══ Information shown ══
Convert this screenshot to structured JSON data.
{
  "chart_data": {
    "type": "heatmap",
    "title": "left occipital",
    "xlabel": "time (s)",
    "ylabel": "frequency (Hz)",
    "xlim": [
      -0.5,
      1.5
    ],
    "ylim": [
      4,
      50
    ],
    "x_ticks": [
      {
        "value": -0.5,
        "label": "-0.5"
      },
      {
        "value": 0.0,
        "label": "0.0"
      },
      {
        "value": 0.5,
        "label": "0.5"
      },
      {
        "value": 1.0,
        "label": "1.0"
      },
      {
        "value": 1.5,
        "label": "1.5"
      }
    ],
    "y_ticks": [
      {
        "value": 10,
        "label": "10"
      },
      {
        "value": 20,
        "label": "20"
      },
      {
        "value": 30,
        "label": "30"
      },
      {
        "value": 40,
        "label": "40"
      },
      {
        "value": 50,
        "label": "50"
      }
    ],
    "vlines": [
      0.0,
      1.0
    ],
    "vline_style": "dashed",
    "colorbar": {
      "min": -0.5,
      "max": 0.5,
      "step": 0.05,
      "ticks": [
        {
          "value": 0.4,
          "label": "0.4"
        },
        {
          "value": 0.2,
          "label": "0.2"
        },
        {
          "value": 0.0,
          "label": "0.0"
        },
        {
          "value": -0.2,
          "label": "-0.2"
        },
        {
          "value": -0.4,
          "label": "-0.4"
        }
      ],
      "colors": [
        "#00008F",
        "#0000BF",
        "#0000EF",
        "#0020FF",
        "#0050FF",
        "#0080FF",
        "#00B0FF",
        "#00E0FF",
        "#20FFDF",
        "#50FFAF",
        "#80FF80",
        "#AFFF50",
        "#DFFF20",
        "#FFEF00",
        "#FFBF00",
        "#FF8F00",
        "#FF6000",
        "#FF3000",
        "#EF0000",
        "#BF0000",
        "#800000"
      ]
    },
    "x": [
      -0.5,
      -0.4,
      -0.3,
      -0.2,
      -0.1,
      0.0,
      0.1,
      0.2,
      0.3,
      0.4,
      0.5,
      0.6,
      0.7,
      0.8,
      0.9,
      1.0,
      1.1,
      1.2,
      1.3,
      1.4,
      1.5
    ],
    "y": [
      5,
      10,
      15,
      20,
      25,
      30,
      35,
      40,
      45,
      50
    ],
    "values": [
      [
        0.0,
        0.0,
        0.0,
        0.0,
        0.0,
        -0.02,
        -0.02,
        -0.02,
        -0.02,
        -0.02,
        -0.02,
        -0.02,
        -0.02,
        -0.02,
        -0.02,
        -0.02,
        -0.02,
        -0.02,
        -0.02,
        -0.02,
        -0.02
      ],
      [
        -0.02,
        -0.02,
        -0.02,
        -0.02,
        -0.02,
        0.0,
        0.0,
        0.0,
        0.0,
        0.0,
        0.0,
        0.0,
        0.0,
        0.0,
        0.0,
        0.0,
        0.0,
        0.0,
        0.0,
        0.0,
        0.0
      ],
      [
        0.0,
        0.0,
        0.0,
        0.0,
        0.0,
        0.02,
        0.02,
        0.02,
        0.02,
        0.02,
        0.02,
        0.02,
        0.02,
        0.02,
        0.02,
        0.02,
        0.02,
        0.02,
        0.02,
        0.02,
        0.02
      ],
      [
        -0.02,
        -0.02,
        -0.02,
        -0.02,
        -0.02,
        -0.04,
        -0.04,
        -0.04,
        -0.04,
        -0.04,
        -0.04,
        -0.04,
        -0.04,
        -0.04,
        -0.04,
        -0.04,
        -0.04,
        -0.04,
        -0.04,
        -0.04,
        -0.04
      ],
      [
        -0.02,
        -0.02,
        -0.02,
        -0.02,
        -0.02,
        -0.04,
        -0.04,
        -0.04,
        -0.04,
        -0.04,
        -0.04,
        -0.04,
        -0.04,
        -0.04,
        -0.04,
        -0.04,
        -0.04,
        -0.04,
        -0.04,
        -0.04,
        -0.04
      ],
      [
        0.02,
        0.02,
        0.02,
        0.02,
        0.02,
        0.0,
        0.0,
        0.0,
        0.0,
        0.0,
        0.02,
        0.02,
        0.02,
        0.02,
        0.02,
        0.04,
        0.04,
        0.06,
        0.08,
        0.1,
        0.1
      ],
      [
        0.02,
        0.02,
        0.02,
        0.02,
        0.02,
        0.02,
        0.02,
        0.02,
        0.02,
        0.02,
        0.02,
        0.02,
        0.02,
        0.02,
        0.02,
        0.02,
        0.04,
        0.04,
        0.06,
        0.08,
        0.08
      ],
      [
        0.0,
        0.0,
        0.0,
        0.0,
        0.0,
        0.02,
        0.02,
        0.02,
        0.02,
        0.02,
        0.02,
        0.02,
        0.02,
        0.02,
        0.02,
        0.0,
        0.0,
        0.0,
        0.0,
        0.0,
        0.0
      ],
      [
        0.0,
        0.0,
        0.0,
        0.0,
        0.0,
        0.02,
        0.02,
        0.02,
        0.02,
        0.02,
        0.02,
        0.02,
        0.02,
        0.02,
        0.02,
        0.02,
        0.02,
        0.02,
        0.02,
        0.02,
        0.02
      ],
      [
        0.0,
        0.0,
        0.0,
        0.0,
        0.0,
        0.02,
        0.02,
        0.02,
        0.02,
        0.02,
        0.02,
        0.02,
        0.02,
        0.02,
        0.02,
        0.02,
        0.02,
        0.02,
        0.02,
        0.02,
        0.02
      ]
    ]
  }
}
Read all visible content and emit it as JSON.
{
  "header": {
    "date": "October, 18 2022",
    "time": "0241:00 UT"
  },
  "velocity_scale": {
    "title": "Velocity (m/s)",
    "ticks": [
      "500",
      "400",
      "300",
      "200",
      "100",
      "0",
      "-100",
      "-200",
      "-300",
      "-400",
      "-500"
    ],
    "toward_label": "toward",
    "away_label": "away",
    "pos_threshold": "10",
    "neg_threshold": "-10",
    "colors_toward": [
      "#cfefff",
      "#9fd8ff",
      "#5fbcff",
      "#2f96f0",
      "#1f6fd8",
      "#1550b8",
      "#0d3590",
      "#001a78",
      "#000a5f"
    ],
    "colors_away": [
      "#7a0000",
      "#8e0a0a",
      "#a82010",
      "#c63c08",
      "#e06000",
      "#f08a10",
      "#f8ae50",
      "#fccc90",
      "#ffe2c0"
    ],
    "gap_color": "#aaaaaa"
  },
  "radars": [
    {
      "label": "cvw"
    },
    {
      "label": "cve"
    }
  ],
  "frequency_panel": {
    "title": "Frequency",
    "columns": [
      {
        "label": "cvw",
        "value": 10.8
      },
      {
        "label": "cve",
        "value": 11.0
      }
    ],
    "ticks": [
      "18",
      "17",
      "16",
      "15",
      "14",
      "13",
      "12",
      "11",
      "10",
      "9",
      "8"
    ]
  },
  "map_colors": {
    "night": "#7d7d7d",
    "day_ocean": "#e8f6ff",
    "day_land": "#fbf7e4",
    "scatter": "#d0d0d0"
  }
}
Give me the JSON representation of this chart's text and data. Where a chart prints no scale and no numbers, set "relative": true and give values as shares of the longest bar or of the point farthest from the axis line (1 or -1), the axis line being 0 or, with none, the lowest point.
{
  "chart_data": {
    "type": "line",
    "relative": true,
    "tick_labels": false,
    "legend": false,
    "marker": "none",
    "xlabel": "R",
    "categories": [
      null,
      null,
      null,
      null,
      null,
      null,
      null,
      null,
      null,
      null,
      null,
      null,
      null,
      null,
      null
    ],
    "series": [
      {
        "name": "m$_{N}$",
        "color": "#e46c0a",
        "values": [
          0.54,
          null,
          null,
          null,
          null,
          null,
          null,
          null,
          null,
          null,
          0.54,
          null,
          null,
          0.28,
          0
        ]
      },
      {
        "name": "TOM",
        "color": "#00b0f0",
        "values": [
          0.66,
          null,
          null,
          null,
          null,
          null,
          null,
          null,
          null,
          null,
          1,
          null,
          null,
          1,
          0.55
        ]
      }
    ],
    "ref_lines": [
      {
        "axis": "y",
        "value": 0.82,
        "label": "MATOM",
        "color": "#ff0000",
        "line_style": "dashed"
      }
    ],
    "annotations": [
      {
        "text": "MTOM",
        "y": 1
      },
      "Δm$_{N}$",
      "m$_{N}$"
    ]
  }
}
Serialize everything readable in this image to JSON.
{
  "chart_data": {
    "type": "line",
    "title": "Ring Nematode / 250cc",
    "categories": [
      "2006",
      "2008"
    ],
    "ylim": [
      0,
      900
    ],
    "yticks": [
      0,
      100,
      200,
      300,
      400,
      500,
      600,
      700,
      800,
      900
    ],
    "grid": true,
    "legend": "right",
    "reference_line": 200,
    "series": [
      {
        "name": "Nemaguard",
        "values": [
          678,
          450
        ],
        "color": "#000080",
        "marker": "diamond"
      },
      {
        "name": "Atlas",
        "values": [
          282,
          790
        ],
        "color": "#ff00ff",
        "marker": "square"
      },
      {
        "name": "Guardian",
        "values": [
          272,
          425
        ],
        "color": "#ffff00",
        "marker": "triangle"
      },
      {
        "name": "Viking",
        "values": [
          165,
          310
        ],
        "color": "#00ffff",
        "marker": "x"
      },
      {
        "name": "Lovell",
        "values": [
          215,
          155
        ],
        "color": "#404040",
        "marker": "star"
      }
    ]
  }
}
═══
■ Exercise details:
Exactly as written, give again every line from the one containing "Serialize everything readable" through the last line of the material above, and no other lines.

■ The answer:
Serialize everything readable in this image to JSON.
{
  "chart_data": {
    "type": "line",
    "title": "Ring Nematode / 250cc",
    "categories": [
      "2006",
      "2008"
    ],
    "ylim": [
      0,
      900
    ],
    "yticks": [
      0,
      100,
      200,
      300,
      400,
      500,
      600,
      700,
      800,
      900
    ],
    "grid": true,
    "legend": "right",
    "reference_line": 200,
    "series": [
      {
        "name": "Nemaguard",
        "values": [
          678,
          450
        ],
        "color": "#000080",
        "marker": "diamond"
      },
      {
        "name": "Atlas",
        "values": [
          282,
          790
        ],
        "color": "#ff00ff",
        "marker": "square"
      },
      {
        "name": "Guardian",
        "values": [
          272,
          425
        ],
        "color": "#ffff00",
        "marker": "triangle"
      },
      {
        "name": "Viking",
        "values": [
          165,
          310
        ],
        "color": "#00ffff",
        "marker": "x"
      },
      {
        "name": "Lovell",
        "values": [
          215,
          155
        ],
        "color": "#404040",
        "marker": "star"
      }
    ]
  }
}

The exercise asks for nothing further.